Soal Latihan 1:
Salin persis baris-baris data tata letak, mulai dari baris pertama data tersebut sampai dengan baris yang memuat "95, 382, 130]". Baris terakhir itu juga ikut disalin.

==== Kutipan Dokumen

Senin, 04 Mei 2009

Nasionalisme Sastra Pinggiran

Damhuri Muhammad
http://newspaper.pikiran-rakyat.com/

Politik kolonial jelas membias dalam geliat pertumbuhan sastra Indonesia. Gejala ini tampak kentara, sejak berdirinya Balai Pustaka (1918) sebagai lembaga penerbitan Belanda yang bukan saja “memperalat” sastra, tapi juga “mengendalikan” gerak-geriknya agar tak menjadi ancaman laten.

DA. Rinkes (direktur pertama Balai Pustaka) seperti dikutip Maman S. Mahayana (2001), mencatat tiga kriteria yang digunakan Balai Pustaka dalam menyensor naskah-naskah yang akan diterbitkan, yaitu tidak antikolonial, tidak menyinggung perasaan dan etika golongan tertentu, dan tidak menyinggung perasaan agama tertentu. Akibatnya, lahirlah sastra elitis, tak menyinggung masalah perbedaan etnis dan yang paling muntlak adalah terlarang mengembuskan semangat kebangsaan.

Pemerintah kolonial tak henti-henti berupaya membendung pengaruh bacaan non-Balai Pustaka. Diusungnya sejumlah istilah peyoratif yang meminggirkan proses kreatif para pengarang di luar pagar Balai Pustaka. Karya-karya mereka diklaim sebagai “bacaan liar”, berbahaya, dan menyesatkan.

Sentimentalisme D. A. Rinkes (1923) menyebut mereka “saudagar kitab jang kurang sutji hatinja.” Untuk menyediakan bacaan sastra (yang “tidak liar”) bagi bumi putera, pada 1918, Balai Pustaka menerbitkan Tjerita Si Djamin dan Si Djohan (saduran dari Jan Smees karya J. Van Maurik). Dua tahun kemudian, terbitlah roman Azab dan Sengsara (1920), karya Merari Siregar, disusul Siti Nurbaja (1922) karya Marah Rusli.

Tetapi, “bacaan-bacaan liar” justru makin liar menyuarakan etos perlawanan terhadap Belanda. Buah karya para pengarang yang “membangkang” itu serupa api dalam sekam, yang di permukaan panasnya tak terasa, tapi di kedalaman timbunan sekam, gejolaknya tiada kunjung padam.

========

Soal Latihan 2:
Tentukan apakah setiap pernyataan berikut sesuai dengan kutipan tentang sastra pinggiran. Jawab ya atau tidak, lalu kutip kata-kata teks yang menjadi penentunya. (a) Balai Pustaka berdiri pada tahun 1918. (b) Siti Nurbaja terbit pada tahun 1920. (c) Salah satu kriteria sensor Balai Pustaka adalah naskah tidak boleh antikolonial.

==== Data Latihan

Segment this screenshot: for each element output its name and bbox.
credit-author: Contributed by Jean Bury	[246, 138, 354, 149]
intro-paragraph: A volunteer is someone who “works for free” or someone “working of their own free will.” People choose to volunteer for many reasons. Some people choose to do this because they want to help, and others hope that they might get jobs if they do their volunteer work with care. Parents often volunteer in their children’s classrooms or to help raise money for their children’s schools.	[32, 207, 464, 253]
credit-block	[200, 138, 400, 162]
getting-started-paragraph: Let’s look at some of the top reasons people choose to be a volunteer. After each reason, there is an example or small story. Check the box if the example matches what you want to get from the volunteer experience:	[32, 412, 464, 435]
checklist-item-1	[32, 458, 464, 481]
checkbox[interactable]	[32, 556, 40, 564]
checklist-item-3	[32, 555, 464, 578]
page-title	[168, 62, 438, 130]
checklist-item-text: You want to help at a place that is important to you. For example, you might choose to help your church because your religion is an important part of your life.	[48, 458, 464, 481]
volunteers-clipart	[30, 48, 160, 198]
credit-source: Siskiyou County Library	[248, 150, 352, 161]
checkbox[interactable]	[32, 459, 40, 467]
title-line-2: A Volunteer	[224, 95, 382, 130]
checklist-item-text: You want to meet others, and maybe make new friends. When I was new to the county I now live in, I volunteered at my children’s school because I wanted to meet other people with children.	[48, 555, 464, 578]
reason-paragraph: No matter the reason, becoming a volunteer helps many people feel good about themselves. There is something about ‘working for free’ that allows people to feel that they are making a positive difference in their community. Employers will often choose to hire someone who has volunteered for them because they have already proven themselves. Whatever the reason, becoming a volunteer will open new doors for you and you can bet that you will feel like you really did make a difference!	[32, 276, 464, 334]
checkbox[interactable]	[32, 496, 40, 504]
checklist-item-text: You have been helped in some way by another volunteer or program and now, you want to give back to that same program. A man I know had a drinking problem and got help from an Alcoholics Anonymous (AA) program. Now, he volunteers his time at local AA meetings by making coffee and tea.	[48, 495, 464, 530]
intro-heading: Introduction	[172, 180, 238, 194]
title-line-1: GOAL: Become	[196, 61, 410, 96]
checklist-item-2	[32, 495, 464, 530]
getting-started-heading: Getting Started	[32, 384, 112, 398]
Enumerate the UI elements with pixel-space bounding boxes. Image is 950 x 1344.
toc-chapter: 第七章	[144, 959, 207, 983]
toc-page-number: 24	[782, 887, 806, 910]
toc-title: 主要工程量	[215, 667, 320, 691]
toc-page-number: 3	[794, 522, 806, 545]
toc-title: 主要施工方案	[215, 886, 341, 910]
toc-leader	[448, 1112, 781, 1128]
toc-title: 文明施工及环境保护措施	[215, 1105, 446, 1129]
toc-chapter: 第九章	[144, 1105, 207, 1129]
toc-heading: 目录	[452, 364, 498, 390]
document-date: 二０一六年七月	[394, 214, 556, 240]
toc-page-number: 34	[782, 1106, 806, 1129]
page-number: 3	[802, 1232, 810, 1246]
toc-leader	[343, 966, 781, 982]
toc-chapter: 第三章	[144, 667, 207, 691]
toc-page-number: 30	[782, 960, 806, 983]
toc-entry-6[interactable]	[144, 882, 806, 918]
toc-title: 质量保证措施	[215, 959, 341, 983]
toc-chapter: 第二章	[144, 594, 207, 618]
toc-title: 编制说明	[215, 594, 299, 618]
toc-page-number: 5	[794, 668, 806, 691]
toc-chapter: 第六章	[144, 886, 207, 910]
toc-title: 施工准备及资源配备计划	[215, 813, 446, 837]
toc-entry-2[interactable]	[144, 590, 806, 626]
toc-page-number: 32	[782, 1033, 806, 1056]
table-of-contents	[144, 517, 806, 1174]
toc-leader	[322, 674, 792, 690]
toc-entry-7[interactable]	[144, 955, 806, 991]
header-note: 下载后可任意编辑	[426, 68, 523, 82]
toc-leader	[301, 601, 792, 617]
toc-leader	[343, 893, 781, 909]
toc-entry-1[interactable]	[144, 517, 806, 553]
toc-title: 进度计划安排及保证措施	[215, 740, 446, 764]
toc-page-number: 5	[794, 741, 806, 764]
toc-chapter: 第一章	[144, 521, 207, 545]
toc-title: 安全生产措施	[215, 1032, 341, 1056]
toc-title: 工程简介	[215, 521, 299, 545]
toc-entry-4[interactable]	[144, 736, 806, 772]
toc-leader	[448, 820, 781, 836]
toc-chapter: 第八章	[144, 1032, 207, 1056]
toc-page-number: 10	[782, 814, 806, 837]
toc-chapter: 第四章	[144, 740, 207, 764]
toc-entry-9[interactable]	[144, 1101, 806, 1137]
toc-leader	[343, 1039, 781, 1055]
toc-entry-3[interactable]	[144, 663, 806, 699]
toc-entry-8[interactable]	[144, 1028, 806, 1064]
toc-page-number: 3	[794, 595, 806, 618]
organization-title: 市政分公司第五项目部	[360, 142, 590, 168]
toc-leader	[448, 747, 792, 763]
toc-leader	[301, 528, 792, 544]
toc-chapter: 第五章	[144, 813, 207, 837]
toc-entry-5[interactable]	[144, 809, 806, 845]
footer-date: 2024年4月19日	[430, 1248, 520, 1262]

========

Jawaban Tertulis 1:
Segment this screenshot: for each element output its name and bbox.
credit-author: Contributed by Jean Bury	[246, 138, 354, 149]
intro-paragraph: A volunteer is someone who “works for free” or someone “working of their own free will.” People choose to volunteer for many reasons. Some people choose to do this because they want to help, and others hope that they might get jobs if they do their volunteer work with care. Parents often volunteer in their children’s classrooms or to help raise money for their children’s schools.	[32, 207, 464, 253]
credit-block	[200, 138, 400, 162]
getting-started-paragraph: Let’s look at some of the top reasons people choose to be a volunteer. After each reason, there is an example or small story. Check the box if the example matches what you want to get from the volunteer experience:	[32, 412, 464, 435]
checklist-item-1	[32, 458, 464, 481]
checkbox[interactable]	[32, 556, 40, 564]
checklist-item-3	[32, 555, 464, 578]
page-title	[168, 62, 438, 130]
checklist-item-text: You want to help at a place that is important to you. For example, you might choose to help your church because your religion is an important part of your life.	[48, 458, 464, 481]
volunteers-clipart	[30, 48, 160, 198]
credit-source: Siskiyou County Library	[248, 150, 352, 161]
checkbox[interactable]	[32, 459, 40, 467]
title-line-2: A Volunteer	[224, 95, 382, 130]

Jawaban Tertulis 2:
(a) Ya. Teks menyebut "sejak berdirinya Balai Pustaka (1918)".
(b) Tidak. Teks menyebut "Siti Nurbaja (1922) karya Marah Rusli".
(c) Ya. Teks menyebut "yaitu tidak antikolonial".